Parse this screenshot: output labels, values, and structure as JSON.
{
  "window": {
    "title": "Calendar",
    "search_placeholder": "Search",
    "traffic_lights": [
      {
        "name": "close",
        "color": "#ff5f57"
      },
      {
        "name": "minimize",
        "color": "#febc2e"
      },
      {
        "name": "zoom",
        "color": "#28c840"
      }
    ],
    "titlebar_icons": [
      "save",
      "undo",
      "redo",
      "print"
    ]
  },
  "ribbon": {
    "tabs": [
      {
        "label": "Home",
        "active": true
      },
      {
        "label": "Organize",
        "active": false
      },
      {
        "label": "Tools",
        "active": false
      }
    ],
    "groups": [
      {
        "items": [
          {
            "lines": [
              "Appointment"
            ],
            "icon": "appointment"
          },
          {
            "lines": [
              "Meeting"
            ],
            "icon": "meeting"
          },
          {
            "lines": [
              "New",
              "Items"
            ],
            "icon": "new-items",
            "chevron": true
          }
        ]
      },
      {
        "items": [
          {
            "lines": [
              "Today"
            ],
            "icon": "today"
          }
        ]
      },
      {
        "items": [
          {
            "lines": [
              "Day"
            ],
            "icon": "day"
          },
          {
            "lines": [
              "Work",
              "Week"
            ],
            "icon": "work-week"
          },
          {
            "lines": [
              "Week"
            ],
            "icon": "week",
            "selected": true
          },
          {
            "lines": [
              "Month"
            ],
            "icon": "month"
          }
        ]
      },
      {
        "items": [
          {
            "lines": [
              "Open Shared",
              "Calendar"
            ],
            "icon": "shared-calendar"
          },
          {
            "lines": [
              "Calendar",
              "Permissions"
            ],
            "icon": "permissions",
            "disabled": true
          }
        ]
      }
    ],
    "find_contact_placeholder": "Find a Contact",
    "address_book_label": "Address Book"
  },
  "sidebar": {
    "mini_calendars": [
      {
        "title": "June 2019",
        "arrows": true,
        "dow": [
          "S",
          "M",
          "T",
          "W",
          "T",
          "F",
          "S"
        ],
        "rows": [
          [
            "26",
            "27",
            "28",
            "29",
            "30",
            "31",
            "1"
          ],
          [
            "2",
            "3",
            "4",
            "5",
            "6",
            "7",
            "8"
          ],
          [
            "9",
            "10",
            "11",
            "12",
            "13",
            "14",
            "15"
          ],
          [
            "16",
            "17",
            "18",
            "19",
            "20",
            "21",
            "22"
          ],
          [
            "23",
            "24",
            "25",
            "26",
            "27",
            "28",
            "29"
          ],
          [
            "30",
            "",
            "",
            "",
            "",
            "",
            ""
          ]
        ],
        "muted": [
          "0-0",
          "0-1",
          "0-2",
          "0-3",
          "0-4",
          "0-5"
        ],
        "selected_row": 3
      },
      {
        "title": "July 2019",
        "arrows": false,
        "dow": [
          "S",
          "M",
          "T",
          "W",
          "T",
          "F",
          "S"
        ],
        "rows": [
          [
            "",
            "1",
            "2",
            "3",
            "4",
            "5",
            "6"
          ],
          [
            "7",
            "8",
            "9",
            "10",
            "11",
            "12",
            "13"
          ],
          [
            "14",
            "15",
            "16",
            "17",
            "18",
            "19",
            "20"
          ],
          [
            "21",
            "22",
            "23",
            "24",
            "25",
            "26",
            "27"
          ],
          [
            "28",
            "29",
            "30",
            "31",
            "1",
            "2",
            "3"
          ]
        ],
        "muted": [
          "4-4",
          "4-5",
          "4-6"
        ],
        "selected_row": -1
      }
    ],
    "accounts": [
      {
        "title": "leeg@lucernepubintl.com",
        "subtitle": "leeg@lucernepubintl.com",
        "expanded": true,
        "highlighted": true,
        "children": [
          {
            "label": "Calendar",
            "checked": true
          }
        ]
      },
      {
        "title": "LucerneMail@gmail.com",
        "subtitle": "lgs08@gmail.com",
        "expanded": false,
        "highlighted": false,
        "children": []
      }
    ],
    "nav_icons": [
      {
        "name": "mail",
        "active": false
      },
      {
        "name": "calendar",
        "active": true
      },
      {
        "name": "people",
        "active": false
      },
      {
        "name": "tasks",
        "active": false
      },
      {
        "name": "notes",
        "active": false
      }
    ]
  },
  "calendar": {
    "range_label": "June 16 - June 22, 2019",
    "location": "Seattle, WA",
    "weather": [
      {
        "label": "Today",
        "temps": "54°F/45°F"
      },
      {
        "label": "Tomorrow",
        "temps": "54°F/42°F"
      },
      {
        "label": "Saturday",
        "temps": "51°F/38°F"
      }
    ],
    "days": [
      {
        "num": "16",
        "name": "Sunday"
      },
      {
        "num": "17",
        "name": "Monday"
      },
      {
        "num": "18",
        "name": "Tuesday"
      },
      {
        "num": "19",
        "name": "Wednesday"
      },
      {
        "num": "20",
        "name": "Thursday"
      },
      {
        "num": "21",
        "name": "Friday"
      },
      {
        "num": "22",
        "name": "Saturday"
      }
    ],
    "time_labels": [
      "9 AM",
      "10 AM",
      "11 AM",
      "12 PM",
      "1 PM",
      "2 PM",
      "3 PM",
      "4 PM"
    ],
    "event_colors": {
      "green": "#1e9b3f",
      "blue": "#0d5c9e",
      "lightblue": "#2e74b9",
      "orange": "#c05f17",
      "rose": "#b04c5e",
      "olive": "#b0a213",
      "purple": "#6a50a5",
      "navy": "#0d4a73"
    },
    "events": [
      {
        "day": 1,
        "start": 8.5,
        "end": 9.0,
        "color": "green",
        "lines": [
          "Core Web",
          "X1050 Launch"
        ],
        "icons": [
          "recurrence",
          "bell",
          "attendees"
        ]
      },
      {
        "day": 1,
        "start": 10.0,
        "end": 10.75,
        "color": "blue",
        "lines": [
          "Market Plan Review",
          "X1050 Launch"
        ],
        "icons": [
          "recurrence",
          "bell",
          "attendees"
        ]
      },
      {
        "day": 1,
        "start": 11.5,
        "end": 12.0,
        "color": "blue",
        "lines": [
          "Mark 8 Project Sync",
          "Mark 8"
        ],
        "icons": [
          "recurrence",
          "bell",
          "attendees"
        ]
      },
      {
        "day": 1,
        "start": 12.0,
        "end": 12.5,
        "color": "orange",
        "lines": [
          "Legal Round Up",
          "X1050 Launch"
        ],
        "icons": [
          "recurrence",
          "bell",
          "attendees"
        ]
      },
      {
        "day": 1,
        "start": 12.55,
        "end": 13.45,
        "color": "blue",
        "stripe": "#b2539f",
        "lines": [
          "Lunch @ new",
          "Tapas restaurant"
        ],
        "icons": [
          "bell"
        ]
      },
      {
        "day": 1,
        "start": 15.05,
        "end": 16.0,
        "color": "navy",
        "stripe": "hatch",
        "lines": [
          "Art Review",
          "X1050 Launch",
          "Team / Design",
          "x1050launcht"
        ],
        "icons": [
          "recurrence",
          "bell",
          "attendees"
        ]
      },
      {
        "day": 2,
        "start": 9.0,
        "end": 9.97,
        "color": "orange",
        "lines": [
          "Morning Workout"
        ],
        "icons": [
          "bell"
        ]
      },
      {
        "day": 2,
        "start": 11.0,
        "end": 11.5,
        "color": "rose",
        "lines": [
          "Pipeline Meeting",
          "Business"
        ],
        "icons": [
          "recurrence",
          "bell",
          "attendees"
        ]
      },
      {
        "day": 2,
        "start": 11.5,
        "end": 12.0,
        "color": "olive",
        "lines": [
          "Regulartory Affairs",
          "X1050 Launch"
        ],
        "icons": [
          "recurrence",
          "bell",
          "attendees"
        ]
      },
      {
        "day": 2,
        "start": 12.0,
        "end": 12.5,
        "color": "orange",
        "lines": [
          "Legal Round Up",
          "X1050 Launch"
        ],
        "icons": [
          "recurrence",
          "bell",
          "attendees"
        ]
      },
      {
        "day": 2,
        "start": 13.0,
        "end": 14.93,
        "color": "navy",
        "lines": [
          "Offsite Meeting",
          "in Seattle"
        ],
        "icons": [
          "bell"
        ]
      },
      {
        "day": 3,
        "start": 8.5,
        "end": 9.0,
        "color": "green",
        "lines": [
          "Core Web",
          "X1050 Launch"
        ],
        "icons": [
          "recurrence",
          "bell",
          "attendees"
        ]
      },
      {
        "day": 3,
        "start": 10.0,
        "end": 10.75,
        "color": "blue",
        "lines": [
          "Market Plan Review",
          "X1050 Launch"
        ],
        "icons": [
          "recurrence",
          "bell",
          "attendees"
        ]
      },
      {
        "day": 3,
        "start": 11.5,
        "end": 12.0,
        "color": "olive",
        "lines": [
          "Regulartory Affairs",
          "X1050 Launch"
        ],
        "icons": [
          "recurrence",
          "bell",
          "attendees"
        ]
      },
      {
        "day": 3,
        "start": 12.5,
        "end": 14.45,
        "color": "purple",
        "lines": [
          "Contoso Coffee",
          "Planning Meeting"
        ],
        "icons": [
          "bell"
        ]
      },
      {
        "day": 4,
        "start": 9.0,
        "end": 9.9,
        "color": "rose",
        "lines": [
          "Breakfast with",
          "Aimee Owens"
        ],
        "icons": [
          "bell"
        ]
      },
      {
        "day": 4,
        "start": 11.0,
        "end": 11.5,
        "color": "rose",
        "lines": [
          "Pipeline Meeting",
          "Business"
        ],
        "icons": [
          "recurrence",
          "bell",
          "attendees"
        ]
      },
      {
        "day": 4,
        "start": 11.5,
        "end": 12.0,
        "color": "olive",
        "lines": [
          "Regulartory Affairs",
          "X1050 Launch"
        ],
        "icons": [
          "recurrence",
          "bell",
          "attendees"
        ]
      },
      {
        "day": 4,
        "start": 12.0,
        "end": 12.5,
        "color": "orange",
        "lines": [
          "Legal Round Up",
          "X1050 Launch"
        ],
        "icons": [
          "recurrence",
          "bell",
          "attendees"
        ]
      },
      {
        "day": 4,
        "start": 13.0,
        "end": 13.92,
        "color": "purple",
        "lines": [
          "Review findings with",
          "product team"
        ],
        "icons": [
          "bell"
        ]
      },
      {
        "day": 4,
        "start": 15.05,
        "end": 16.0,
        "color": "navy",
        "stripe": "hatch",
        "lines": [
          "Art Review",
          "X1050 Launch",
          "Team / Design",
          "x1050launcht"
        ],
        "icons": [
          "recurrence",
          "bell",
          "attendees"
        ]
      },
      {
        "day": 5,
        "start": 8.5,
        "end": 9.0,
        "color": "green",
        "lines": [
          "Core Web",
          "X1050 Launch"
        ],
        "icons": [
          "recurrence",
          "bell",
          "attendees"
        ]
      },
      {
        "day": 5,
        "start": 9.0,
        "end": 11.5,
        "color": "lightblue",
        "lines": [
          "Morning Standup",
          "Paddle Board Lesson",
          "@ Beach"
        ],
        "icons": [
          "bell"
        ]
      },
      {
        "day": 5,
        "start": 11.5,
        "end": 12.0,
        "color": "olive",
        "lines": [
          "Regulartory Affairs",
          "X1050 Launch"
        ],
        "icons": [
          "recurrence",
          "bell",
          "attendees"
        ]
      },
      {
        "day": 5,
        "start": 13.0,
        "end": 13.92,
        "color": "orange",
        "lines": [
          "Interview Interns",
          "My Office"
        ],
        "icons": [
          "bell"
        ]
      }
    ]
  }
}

________________________

-- Prompt --
Pull every line containing the word "gmail" out of the material and copy it.

-- The reply --
        "title": "LucerneMail@gmail.com",
        "subtitle": "lgs08@gmail.com",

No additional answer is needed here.